Show each line that has the string "this" in it.

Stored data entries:
........
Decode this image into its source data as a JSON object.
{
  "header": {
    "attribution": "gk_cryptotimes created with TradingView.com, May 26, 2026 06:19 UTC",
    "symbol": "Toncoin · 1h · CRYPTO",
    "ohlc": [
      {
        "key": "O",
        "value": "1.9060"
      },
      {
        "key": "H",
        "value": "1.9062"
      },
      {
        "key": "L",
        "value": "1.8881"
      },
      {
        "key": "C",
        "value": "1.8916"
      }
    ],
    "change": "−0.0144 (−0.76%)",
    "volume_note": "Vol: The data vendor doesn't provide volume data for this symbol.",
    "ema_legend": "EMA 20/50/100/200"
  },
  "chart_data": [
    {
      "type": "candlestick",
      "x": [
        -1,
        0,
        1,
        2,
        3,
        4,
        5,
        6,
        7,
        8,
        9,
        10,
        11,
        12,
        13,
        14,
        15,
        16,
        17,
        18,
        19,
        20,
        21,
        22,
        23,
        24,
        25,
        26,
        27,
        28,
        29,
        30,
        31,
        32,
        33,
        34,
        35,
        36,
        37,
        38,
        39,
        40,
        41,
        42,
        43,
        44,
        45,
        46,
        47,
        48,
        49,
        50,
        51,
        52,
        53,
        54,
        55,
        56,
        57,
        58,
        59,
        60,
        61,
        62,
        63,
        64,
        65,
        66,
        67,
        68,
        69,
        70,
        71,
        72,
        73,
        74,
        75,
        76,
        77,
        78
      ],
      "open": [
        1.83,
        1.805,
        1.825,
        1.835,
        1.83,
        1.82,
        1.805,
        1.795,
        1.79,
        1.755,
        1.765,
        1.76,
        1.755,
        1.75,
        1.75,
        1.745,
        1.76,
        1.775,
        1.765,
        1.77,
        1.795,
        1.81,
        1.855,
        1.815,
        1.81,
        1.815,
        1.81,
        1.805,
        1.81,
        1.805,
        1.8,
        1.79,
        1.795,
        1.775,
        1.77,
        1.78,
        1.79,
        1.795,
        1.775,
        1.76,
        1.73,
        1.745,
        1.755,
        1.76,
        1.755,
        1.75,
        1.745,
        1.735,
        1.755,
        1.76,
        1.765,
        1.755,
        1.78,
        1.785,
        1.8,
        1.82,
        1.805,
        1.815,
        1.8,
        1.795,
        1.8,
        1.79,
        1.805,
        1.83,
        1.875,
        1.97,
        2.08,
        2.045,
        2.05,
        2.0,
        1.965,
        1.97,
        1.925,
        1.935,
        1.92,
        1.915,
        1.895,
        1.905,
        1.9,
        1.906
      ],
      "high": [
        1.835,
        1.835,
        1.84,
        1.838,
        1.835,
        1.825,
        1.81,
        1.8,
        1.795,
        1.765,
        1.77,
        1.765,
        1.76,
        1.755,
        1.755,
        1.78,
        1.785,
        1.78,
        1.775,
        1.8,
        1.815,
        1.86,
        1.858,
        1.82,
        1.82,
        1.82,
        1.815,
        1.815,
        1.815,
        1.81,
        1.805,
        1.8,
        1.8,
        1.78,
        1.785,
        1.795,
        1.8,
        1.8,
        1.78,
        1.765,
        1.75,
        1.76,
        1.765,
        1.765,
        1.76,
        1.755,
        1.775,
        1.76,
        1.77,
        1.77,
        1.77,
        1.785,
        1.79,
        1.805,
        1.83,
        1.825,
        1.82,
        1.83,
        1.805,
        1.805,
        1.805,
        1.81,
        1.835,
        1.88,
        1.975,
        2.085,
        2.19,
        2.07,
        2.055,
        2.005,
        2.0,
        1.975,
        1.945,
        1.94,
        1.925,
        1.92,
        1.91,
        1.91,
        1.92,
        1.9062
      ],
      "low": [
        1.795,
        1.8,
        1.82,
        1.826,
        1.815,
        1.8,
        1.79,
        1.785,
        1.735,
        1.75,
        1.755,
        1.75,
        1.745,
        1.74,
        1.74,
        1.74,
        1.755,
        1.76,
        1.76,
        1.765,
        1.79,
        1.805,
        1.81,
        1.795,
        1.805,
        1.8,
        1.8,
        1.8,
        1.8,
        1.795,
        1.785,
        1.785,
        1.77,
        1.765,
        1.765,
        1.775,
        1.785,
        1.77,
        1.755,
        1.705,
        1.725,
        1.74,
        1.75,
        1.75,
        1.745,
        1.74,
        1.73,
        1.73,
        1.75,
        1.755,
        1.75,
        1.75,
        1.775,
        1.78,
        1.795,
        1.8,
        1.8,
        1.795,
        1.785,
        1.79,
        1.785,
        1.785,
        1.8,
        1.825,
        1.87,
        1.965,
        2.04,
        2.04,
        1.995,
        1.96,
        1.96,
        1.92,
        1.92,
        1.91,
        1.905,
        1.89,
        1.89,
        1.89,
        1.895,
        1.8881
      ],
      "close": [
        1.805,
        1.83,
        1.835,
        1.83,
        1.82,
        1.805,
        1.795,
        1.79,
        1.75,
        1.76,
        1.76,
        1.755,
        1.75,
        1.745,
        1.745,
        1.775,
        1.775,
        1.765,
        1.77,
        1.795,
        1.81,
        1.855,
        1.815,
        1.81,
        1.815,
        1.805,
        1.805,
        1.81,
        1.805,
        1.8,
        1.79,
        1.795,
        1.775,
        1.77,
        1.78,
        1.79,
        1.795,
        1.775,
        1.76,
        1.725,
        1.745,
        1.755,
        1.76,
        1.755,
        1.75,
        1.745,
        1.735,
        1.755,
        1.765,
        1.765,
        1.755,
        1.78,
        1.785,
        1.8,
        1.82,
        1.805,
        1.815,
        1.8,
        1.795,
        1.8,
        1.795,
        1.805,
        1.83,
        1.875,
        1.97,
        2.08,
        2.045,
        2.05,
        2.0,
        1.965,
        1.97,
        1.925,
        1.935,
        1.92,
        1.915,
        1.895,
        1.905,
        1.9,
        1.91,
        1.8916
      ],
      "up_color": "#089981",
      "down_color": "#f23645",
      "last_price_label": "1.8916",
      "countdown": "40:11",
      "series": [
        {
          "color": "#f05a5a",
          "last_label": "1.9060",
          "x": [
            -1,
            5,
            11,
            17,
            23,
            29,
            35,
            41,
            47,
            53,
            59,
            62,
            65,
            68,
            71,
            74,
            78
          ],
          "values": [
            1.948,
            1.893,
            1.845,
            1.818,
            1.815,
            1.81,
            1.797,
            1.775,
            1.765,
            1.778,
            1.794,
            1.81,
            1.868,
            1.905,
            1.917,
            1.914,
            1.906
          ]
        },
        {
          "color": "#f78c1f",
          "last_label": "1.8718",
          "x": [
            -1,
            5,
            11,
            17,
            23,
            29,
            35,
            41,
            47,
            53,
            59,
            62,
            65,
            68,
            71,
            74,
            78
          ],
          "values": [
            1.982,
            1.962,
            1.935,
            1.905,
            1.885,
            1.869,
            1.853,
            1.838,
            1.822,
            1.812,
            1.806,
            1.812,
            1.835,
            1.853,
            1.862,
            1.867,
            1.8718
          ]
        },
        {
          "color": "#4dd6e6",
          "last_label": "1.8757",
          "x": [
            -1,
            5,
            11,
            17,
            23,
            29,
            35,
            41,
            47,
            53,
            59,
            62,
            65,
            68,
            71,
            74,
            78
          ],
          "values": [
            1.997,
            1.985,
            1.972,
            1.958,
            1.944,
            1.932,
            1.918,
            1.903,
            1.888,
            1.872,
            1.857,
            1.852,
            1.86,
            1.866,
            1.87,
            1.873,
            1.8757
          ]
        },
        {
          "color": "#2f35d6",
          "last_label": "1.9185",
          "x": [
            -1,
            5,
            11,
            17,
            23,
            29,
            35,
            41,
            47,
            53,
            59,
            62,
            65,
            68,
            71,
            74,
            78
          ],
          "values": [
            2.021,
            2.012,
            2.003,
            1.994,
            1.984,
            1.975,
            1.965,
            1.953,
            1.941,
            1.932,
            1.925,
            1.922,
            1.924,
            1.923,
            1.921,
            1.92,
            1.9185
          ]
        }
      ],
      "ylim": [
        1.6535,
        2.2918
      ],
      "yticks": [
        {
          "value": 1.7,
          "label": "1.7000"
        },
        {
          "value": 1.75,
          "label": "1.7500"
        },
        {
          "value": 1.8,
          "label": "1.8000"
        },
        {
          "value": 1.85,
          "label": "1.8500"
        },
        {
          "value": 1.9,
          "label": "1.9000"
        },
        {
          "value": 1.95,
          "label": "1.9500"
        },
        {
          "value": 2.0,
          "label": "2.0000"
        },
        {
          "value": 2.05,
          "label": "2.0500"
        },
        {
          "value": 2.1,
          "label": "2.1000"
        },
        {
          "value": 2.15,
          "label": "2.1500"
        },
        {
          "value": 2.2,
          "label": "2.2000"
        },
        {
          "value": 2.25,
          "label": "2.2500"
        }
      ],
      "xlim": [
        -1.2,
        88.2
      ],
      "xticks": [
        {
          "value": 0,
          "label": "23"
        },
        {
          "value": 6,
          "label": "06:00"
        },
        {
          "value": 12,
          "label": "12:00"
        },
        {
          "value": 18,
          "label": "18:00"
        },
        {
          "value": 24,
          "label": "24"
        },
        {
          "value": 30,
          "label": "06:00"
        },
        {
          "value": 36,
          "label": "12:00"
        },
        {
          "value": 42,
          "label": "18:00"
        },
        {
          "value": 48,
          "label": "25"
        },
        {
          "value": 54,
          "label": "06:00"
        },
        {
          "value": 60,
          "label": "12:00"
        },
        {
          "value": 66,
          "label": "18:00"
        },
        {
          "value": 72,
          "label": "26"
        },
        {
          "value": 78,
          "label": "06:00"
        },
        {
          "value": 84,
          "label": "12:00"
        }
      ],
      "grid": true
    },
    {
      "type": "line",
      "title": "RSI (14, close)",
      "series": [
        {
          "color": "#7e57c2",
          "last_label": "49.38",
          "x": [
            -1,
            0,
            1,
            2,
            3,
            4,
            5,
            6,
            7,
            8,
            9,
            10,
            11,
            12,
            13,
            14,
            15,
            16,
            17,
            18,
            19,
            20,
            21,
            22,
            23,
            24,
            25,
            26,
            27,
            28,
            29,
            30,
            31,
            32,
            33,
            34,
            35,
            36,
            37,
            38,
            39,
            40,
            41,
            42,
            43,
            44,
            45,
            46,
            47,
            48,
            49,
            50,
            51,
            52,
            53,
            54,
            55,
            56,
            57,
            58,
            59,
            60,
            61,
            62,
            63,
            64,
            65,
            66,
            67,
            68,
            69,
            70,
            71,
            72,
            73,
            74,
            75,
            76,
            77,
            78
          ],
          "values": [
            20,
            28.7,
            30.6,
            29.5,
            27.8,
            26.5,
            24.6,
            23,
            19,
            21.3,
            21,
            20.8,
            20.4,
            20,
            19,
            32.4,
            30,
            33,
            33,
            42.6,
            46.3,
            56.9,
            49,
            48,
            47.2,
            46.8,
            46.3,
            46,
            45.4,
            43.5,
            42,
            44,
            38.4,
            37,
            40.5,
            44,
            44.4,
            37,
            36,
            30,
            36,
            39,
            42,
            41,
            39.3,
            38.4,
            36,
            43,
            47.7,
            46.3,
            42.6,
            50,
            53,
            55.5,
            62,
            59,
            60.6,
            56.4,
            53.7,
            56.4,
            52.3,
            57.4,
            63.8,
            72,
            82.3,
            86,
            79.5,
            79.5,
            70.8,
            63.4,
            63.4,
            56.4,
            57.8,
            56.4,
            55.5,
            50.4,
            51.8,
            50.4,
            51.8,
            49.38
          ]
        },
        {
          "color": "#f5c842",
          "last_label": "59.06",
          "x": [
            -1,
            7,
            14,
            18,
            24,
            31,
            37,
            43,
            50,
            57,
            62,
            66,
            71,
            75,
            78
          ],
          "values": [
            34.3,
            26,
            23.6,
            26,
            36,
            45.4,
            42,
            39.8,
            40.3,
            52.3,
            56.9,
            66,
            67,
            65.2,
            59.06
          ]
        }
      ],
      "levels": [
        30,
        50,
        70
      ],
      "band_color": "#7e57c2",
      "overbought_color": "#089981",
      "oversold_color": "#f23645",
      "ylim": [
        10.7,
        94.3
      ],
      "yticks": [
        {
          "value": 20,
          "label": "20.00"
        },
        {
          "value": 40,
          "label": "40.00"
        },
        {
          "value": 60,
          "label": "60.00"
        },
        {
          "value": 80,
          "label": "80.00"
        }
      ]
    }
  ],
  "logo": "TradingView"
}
........
■ **Worked answer**
Decode this image into its source data as a JSON object.
    "volume_note": "Vol: The data vendor doesn't provide volume data for this symbol.",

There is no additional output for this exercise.